▶ _Entries provided_
* * *

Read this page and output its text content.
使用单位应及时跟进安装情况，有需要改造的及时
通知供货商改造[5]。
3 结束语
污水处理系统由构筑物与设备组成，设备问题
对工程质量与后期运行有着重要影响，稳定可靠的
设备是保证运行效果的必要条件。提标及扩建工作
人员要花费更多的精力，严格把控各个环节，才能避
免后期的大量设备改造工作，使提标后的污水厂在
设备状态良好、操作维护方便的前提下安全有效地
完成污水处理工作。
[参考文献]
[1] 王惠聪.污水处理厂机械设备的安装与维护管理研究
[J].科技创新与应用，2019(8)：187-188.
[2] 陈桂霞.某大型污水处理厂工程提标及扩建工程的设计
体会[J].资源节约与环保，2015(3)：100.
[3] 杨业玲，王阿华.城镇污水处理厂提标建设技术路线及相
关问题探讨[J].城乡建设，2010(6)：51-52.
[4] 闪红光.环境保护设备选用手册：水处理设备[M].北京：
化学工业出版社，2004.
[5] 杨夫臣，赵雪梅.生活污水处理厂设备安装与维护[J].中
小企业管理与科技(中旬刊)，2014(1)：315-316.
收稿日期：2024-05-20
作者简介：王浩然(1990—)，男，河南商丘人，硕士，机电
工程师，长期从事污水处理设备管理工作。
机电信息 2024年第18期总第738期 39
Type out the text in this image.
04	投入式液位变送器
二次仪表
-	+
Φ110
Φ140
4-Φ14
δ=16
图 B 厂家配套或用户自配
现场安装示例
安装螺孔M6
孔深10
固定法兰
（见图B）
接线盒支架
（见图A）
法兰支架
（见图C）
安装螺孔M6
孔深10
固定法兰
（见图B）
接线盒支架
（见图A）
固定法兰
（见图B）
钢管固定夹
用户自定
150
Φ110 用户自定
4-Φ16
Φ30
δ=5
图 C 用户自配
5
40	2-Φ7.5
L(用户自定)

* * *

▶ _Challenge_
Return a copy of every line that includes the word "this".

▶ _Reply to the task_
Read this page and output its text content.
Type out the text in this image.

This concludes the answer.